- **DATASET RECORDS**
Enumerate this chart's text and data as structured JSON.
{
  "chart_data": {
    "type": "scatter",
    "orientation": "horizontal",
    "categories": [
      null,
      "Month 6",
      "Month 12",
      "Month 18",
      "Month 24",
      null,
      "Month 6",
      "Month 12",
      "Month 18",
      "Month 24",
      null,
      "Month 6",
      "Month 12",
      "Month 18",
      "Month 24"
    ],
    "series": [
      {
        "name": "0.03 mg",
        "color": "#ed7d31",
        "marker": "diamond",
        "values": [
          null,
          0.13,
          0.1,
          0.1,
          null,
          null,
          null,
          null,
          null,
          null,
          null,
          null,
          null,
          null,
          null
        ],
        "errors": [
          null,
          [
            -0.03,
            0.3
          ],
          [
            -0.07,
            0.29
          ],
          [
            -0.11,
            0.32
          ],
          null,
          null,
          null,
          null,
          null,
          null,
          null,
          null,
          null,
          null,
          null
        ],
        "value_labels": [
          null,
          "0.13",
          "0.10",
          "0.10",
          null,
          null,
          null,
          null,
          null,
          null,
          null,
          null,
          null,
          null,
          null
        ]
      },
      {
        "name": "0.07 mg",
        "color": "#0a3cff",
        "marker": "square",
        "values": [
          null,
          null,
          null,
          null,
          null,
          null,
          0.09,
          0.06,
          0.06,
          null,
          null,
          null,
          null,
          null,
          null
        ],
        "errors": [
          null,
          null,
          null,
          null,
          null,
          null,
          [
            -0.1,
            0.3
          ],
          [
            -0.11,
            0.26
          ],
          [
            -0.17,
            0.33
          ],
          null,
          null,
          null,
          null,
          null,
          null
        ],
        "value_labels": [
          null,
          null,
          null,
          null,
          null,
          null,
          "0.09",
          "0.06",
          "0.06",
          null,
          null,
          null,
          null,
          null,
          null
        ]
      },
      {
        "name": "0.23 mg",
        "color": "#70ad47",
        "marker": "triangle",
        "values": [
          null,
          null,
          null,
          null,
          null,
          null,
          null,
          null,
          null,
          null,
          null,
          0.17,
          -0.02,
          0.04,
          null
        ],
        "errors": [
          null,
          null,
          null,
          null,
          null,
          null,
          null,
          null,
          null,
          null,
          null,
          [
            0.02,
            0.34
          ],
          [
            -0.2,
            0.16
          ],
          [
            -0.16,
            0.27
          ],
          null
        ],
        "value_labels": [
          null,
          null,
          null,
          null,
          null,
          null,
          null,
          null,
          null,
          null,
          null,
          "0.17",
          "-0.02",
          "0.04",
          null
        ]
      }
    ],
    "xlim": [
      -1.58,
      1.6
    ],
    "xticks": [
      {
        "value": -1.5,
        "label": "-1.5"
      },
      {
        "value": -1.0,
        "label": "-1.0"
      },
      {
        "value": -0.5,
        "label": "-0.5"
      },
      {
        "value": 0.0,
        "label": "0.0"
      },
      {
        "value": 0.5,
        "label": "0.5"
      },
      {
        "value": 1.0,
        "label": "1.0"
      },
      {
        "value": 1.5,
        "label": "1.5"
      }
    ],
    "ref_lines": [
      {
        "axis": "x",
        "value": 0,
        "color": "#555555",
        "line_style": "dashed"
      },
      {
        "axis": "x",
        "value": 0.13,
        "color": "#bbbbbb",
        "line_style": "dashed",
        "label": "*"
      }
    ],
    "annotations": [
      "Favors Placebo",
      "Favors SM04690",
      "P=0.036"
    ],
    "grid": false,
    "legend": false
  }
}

- **YOUR OBJECTIVE**
Faithfully copy every entry, leaving nothing out.

- **THE COMPLETED TASK**
Enumerate this chart's text and data as structured JSON.
{
  "chart_data": {
    "type": "scatter",
    "orientation": "horizontal",
    "categories": [
      null,
      "Month 6",
      "Month 12",
      "Month 18",
      "Month 24",
      null,
      "Month 6",
      "Month 12",
      "Month 18",
      "Month 24",
      null,
      "Month 6",
      "Month 12",
      "Month 18",
      "Month 24"
    ],
    "series": [
      {
        "name": "0.03 mg",
        "color": "#ed7d31",
        "marker": "diamond",
        "values": [
          null,
          0.13,
          0.1,
          0.1,
          null,
          null,
          null,
          null,
          null,
          null,
          null,
          null,
          null,
          null,
          null
        ],
        "errors": [
          null,
          [
            -0.03,
            0.3
          ],
          [
            -0.07,
            0.29
          ],
          [
            -0.11,
            0.32
          ],
          null,
          null,
          null,
          null,
          null,
          null,
          null,
          null,
          null,
          null,
          null
        ],
        "value_labels": [
          null,
          "0.13",
          "0.10",
          "0.10",
          null,
          null,
          null,
          null,
          null,
          null,
          null,
          null,
          null,
          null,
          null
        ]
      },
      {
        "name": "0.07 mg",
        "color": "#0a3cff",
        "marker": "square",
        "values": [
          null,
          null,
          null,
          null,
          null,
          null,
          0.09,
          0.06,
          0.06,
          null,
          null,
          null,
          null,
          null,
          null
        ],
        "errors": [
          null,
          null,
          null,
          null,
          null,
          null,
          [
            -0.1,
            0.3
          ],
          [
            -0.11,
            0.26
          ],
          [
            -0.17,
            0.33
          ],
          null,
          null,
          null,
          null,
          null,
          null
        ],
        "value_labels": [
          null,
          null,
          null,
          null,
          null,
          null,
          "0.09",
          "0.06",
          "0.06",
          null,
          null,
          null,
          null,
          null,
          null
        ]
      },
      {
        "name": "0.23 mg",
        "color": "#70ad47",
        "marker": "triangle",
        "values": [
          null,
          null,
          null,
          null,
          null,
          null,
          null,
          null,
          null,
          null,
          null,
          0.17,
          -0.02,
          0.04,
          null
        ],
        "errors": [
          null,
          null,
          null,
          null,
          null,
          null,
          null,
          null,
          null,
          null,
          null,
          [
            0.02,
            0.34
          ],
          [
            -0.2,
            0.16
          ],
          [
            -0.16,
            0.27
          ],
          null
        ],
        "value_labels": [
          null,
          null,
          null,
          null,
          null,
          null,
          null,
          null,
          null,
          null,
          null,
          "0.17",
          "-0.02",
          "0.04",
          null
        ]
      }
    ],
    "xlim": [
      -1.58,
      1.6
    ],
    "xticks": [
      {
        "value": -1.5,
        "label": "-1.5"
      },
      {
        "value": -1.0,
        "label": "-1.0"
      },
      {
        "value": -0.5,
        "label": "-0.5"
      },
      {
        "value": 0.0,
        "label": "0.0"
      },
      {
        "value": 0.5,
        "label": "0.5"
      },
      {
        "value": 1.0,
        "label": "1.0"
      },
      {
        "value": 1.5,
        "label": "1.5"
      }
    ],
    "ref_lines": [
      {
        "axis": "x",
        "value": 0,
        "color": "#555555",
        "line_style": "dashed"
      },
      {
        "axis": "x",
        "value": 0.13,
        "color": "#bbbbbb",
        "line_style": "dashed",
        "label": "*"
      }
    ],
    "annotations": [
      "Favors Placebo",
      "Favors SM04690",
      "P=0.036"
    ],
    "grid": false,
    "legend": false
  }
}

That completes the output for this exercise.